#### Data provided

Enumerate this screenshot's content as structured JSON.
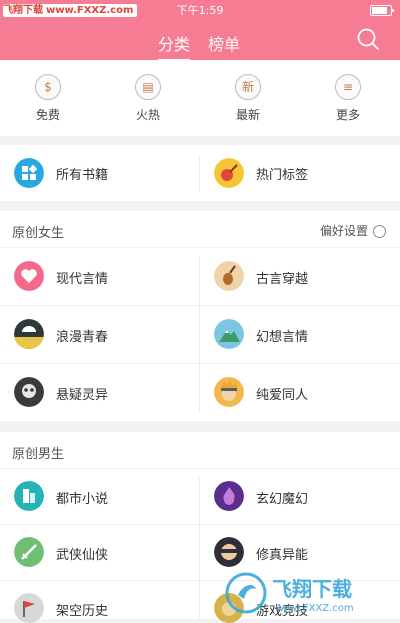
{
  "status": {
    "watermark_brand": "飞翔下载",
    "watermark_url": "www.FXXZ.com",
    "time": "下午1:59"
  },
  "header": {
    "tab_active": "分类",
    "tab_other": "榜单"
  },
  "quick": [
    {
      "label": "免费",
      "glyph": "$",
      "icon": "dollar-icon"
    },
    {
      "label": "火热",
      "glyph": "▤",
      "icon": "list-icon"
    },
    {
      "label": "最新",
      "glyph": "新",
      "icon": "new-icon"
    },
    {
      "label": "更多",
      "glyph": "≡",
      "icon": "menu-icon"
    }
  ],
  "top_row": {
    "left": "所有书籍",
    "right": "热门标签"
  },
  "female": {
    "title": "原创女生",
    "pref": "偏好设置",
    "items": [
      "现代言情",
      "古言穿越",
      "浪漫青春",
      "幻想言情",
      "悬疑灵异",
      "纯爱同人"
    ]
  },
  "male": {
    "title": "原创男生",
    "items": [
      "都市小说",
      "玄幻魔幻",
      "武侠仙侠",
      "修真异能",
      "架空历史",
      "游戏竞技"
    ]
  },
  "corner_watermark": {
    "text": "飞翔下载",
    "url": "www.FXXZ.com"
  },
  "colors": {
    "header": "#f57c92",
    "divider": "#f2f2f2"
  }
}
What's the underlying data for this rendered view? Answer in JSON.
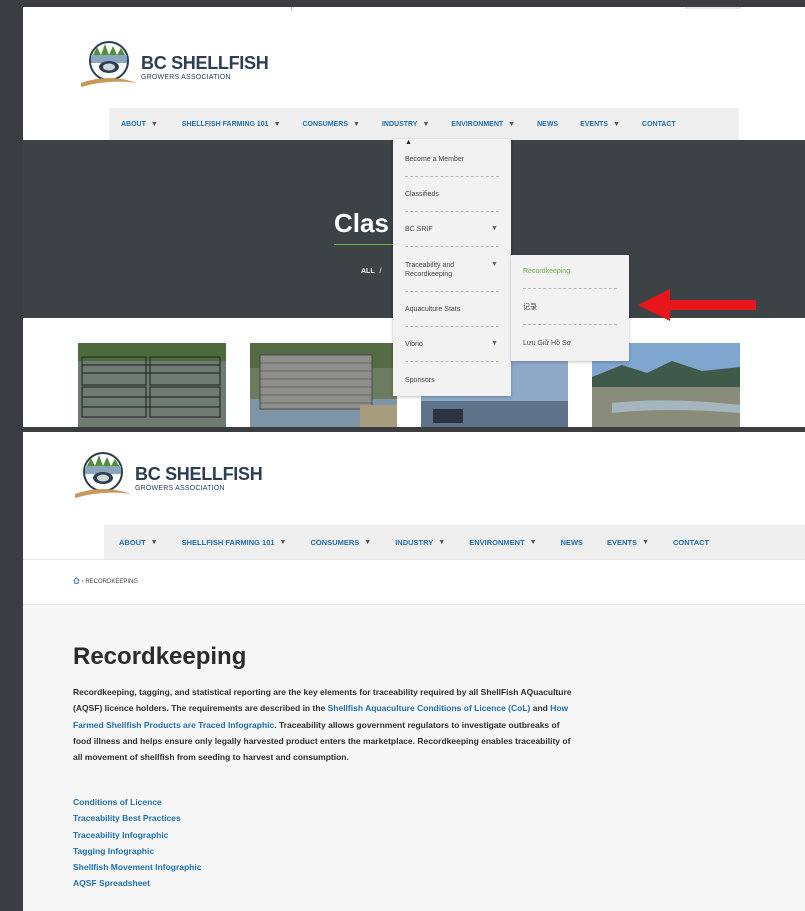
{
  "top": {
    "logo": {
      "line1": "BC SHELLFISH",
      "line2": "GROWERS ASSOCIATION"
    },
    "nav": [
      {
        "label": "ABOUT",
        "caret": "▼"
      },
      {
        "label": "SHELLFISH FARMING 101",
        "caret": "▼"
      },
      {
        "label": "CONSUMERS",
        "caret": "▼"
      },
      {
        "label": "INDUSTRY",
        "caret": "▼"
      },
      {
        "label": "ENVIRONMENT",
        "caret": "▼"
      },
      {
        "label": "NEWS",
        "caret": ""
      },
      {
        "label": "EVENTS",
        "caret": "▼"
      },
      {
        "label": "CONTACT",
        "caret": ""
      }
    ],
    "hero": {
      "title": "Clas",
      "filter_all": "ALL",
      "filter_sep": "/"
    },
    "dropdown": [
      {
        "label": "Become a Member"
      },
      {
        "label": "Classifieds"
      },
      {
        "label": "BC SRIF",
        "caret": "▼"
      },
      {
        "label": "Traceability and Recordkeeping",
        "caret": "▼"
      },
      {
        "label": "Aquaculture Stats"
      },
      {
        "label": "Vibrio",
        "caret": "▼"
      },
      {
        "label": "Sponsors"
      }
    ],
    "submenu": [
      {
        "label": "Recordkeeping"
      },
      {
        "label": "记录"
      },
      {
        "label": "Lưu Giữ Hồ Sơ"
      }
    ],
    "colors": {
      "accent_green": "#6db33f",
      "link_blue": "#1f6fae",
      "hero_bg": "#3d4247",
      "arrow_red": "#e8151b"
    }
  },
  "bottom": {
    "logo": {
      "line1": "BC SHELLFISH",
      "line2": "GROWERS ASSOCIATION"
    },
    "nav": [
      {
        "label": "ABOUT",
        "caret": "▼"
      },
      {
        "label": "SHELLFISH FARMING 101",
        "caret": "▼"
      },
      {
        "label": "CONSUMERS",
        "caret": "▼"
      },
      {
        "label": "INDUSTRY",
        "caret": "▼"
      },
      {
        "label": "ENVIRONMENT",
        "caret": "▼"
      },
      {
        "label": "NEWS",
        "caret": ""
      },
      {
        "label": "EVENTS",
        "caret": "▼"
      },
      {
        "label": "CONTACT",
        "caret": ""
      }
    ],
    "breadcrumb": {
      "sep": "›",
      "current": "RECORDKEEPING"
    },
    "page_title": "Recordkeeping",
    "paragraph": {
      "p1": "Recordkeeping, tagging, and statistical reporting are the key elements for traceability required by all ShellFish AQuaculture (AQSF) licence holders. The requirements are described in the ",
      "link1": "Shellfish Aquaculture Conditions of Licence (CoL)",
      "p2": " and ",
      "link2": "How Farmed Shellfish Products are Traced Infographic",
      "p3": ". Traceability allows government regulators to investigate outbreaks of food illness and helps ensure only legally harvested product enters the marketplace. Recordkeeping enables traceability of all movement of shellfish from seeding to harvest and consumption."
    },
    "links": [
      "Conditions of Licence",
      "Traceability Best Practices",
      "Traceability Infographic",
      "Tagging Infographic",
      "Shellfish Movement Infographic",
      "AQSF Spreadsheet"
    ]
  }
}
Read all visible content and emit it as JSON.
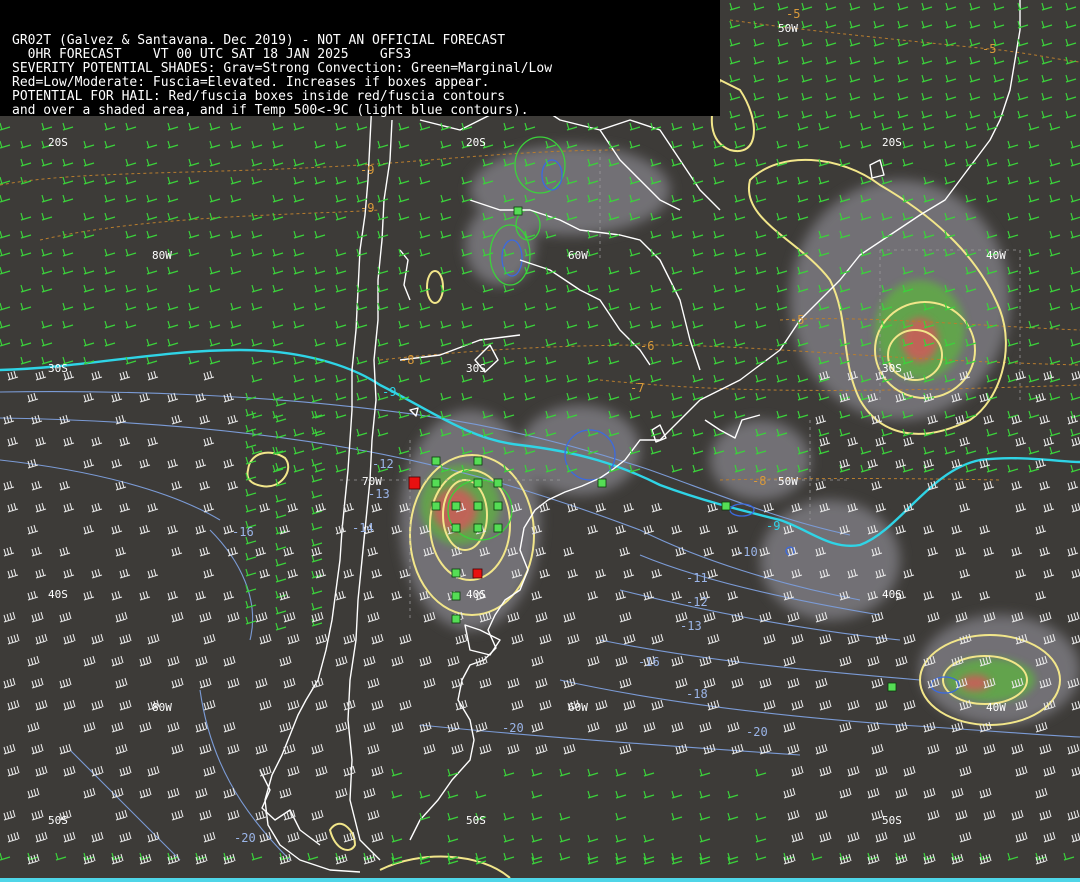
{
  "header": {
    "lines": [
      "GR02T (Galvez & Santavana. Dec 2019) - NOT AN OFFICIAL FORECAST",
      "  0HR FORECAST    VT 00 UTC SAT 18 JAN 2025    GFS3",
      "SEVERITY POTENTIAL SHADES: Grav=Strong Convection: Green=Marginal/Low",
      "Red=Low/Moderate: Fuscia=Elevated. Increases if boxes appear.",
      "POTENTIAL FOR HAIL: Red/fuscia boxes inside red/fuscia contours",
      "and over a shaded area, and if Temp 500<-9C (light blue contours)."
    ]
  },
  "grid_labels": {
    "lat": [
      "20S",
      "20S",
      "20S",
      "30S",
      "30S",
      "30S",
      "40S",
      "40S",
      "40S",
      "50S",
      "50S",
      "50S"
    ],
    "lon": [
      "50W",
      "80W",
      "60W",
      "40W",
      "70W",
      "50W",
      "80W",
      "60W",
      "40W"
    ]
  },
  "temp_labels": {
    "orange": [
      "-5",
      "-5",
      "-5",
      "-9",
      "-9",
      "-8",
      "-6",
      "-7",
      "-8"
    ],
    "blue": [
      "-9",
      "-9",
      "-12",
      "-13",
      "-14",
      "-16",
      "-10",
      "-11",
      "-12",
      "-13",
      "-16",
      "-18",
      "-20",
      "-20",
      "-20"
    ]
  },
  "colors": {
    "background": "#3d3b38",
    "coast": "#ffffff",
    "strong_convection": "#7a7a80",
    "marginal": "#5fb043",
    "low_moderate": "#d05a5a",
    "severity_contour": "#f2e68a",
    "isotherm_minus9": "#2fd4e6",
    "isotherm": "#7b9bd6",
    "isotherm_warm": "#b87d2e",
    "wind_barb_green": "#3bd23b",
    "wind_barb_white": "#e8e8e8",
    "box_green": "#55dd55",
    "box_red": "#e81010"
  },
  "boxes": {
    "green_count": 22,
    "red_count": 2
  }
}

########

To do - Please write out all of the material above without changing a word, and omit any pictures.

Full answer -
Enumerate this screenshot's content as structured JSON.
{
  "status": {
    "watermark_brand": "飞翔下载",
    "watermark_url": "www.FXXZ.com",
    "time": "下午1:59"
  },
  "header": {
    "tab_active": "分类",
    "tab_other": "榜单"
  },
  "quick": [
    {
      "label": "免费",
      "glyph": "$",
      "icon": "dollar-icon"
    },
    {
      "label": "火热",
      "glyph": "▤",
      "icon": "list-icon"
    },
    {
      "label": "最新",
      "glyph": "新",
      "icon": "new-icon"
    },
    {
      "label": "更多",
      "glyph": "≡",
      "icon": "menu-icon"
    }
  ],
  "top_row": {
    "left": "所有书籍",
    "right": "热门标签"
  },
  "female": {
    "title": "原创女生",
    "pref": "偏好设置",
    "items": [
      "现代言情",
      "古言穿越",
      "浪漫青春",
      "幻想言情",
      "悬疑灵异",
      "纯爱同人"
    ]
  },
  "male": {
    "title": "原创男生",
    "items": [
      "都市小说",
      "玄幻魔幻",
      "武侠仙侠",
      "修真异能",
      "架空历史",
      "游戏竞技"
    ]
  },
  "corner_watermark": {
    "text": "飞翔下载",
    "url": "www.FXXZ.com"
  },
  "colors": {
    "header": "#f57c92",
    "divider": "#f2f2f2"
  }
}
What's the underlying data for this rendered view? Answer in JSON.
{
  "top": {
    "logo": {
      "line1": "BC SHELLFISH",
      "line2": "GROWERS ASSOCIATION"
    },
    "nav": [
      {
        "label": "ABOUT",
        "caret": "▼"
      },
      {
        "label": "SHELLFISH FARMING 101",
        "caret": "▼"
      },
      {
        "label": "CONSUMERS",
        "caret": "▼"
      },
      {
        "label": "INDUSTRY",
        "caret": "▼"
      },
      {
        "label": "ENVIRONMENT",
        "caret": "▼"
      },
      {
        "label": "NEWS",
        "caret": ""
      },
      {
        "label": "EVENTS",
        "caret": "▼"
      },
      {
        "label": "CONTACT",
        "caret": ""
      }
    ],
    "hero": {
      "title": "Clas",
      "filter_all": "ALL",
      "filter_sep": "/"
    },
    "dropdown": [
      {
        "label": "Become a Member"
      },
      {
        "label": "Classifieds"
      },
      {
        "label": "BC SRIF",
        "caret": "▼"
      },
      {
        "label": "Traceability and Recordkeeping",
        "caret": "▼"
      },
      {
        "label": "Aquaculture Stats"
      },
      {
        "label": "Vibrio",
        "caret": "▼"
      },
      {
        "label": "Sponsors"
      }
    ],
    "submenu": [
      {
        "label": "Recordkeeping"
      },
      {
        "label": "记录"
      },
      {
        "label": "Lưu Giữ Hồ Sơ"
      }
    ],
    "colors": {
      "accent_green": "#6db33f",
      "link_blue": "#1f6fae",
      "hero_bg": "#3d4247",
      "arrow_red": "#e8151b"
    }
  },
  "bottom": {
    "logo": {
      "line1": "BC SHELLFISH",
      "line2": "GROWERS ASSOCIATION"
    },
    "nav": [
      {
        "label": "ABOUT",
        "caret": "▼"
      },
      {
        "label": "SHELLFISH FARMING 101",
        "caret": "▼"
      },
      {
        "label": "CONSUMERS",
        "caret": "▼"
      },
      {
        "label": "INDUSTRY",
        "caret": "▼"
      },
      {
        "label": "ENVIRONMENT",
        "caret": "▼"
      },
      {
        "label": "NEWS",
        "caret": ""
      },
      {
        "label": "EVENTS",
        "caret": "▼"
      },
      {
        "label": "CONTACT",
        "caret": ""
      }
    ],
    "breadcrumb": {
      "sep": "›",
      "current": "RECORDKEEPING"
    },
    "page_title": "Recordkeeping",
    "paragraph": {
      "p1": "Recordkeeping, tagging, and statistical reporting are the key elements for traceability required by all ShellFish AQuaculture (AQSF) licence holders. The requirements are described in the ",
      "link1": "Shellfish Aquaculture Conditions of Licence (CoL)",
      "p2": " and ",
      "link2": "How Farmed Shellfish Products are Traced Infographic",
      "p3": ". Traceability allows government regulators to investigate outbreaks of food illness and helps ensure only legally harvested product enters the marketplace. Recordkeeping enables traceability of all movement of shellfish from seeding to harvest and consumption."
    },
    "links": [
      "Conditions of Licence",
      "Traceability Best Practices",
      "Traceability Infographic",
      "Tagging Infographic",
      "Shellfish Movement Infographic",
      "AQSF Spreadsheet"
    ]
  }
}
Read all visible content and emit it as JSON.
{
  "header": {
    "lines": [
      "GR02T (Galvez & Santavana. Dec 2019) - NOT AN OFFICIAL FORECAST",
      "  0HR FORECAST    VT 00 UTC SAT 18 JAN 2025    GFS3",
      "SEVERITY POTENTIAL SHADES: Grav=Strong Convection: Green=Marginal/Low",
      "Red=Low/Moderate: Fuscia=Elevated. Increases if boxes appear.",
      "POTENTIAL FOR HAIL: Red/fuscia boxes inside red/fuscia contours",
      "and over a shaded area, and if Temp 500<-9C (light blue contours)."
    ]
  },
  "grid_labels": {
    "lat": [
      "20S",
      "20S",
      "20S",
      "30S",
      "30S",
      "30S",
      "40S",
      "40S",
      "40S",
      "50S",
      "50S",
      "50S"
    ],
    "lon": [
      "50W",
      "80W",
      "60W",
      "40W",
      "70W",
      "50W",
      "80W",
      "60W",
      "40W"
    ]
  },
  "temp_labels": {
    "orange": [
      "-5",
      "-5",
      "-5",
      "-9",
      "-9",
      "-8",
      "-6",
      "-7",
      "-8"
    ],
    "blue": [
      "-9",
      "-9",
      "-12",
      "-13",
      "-14",
      "-16",
      "-10",
      "-11",
      "-12",
      "-13",
      "-16",
      "-18",
      "-20",
      "-20",
      "-20"
    ]
  },
  "colors": {
    "background": "#3d3b38",
    "coast": "#ffffff",
    "strong_convection": "#7a7a80",
    "marginal": "#5fb043",
    "low_moderate": "#d05a5a",
    "severity_contour": "#f2e68a",
    "isotherm_minus9": "#2fd4e6",
    "isotherm": "#7b9bd6",
    "isotherm_warm": "#b87d2e",
    "wind_barb_green": "#3bd23b",
    "wind_barb_white": "#e8e8e8",
    "box_green": "#55dd55",
    "box_red": "#e81010"
  },
  "boxes": {
    "green_count": 22,
    "red_count": 2
  }
}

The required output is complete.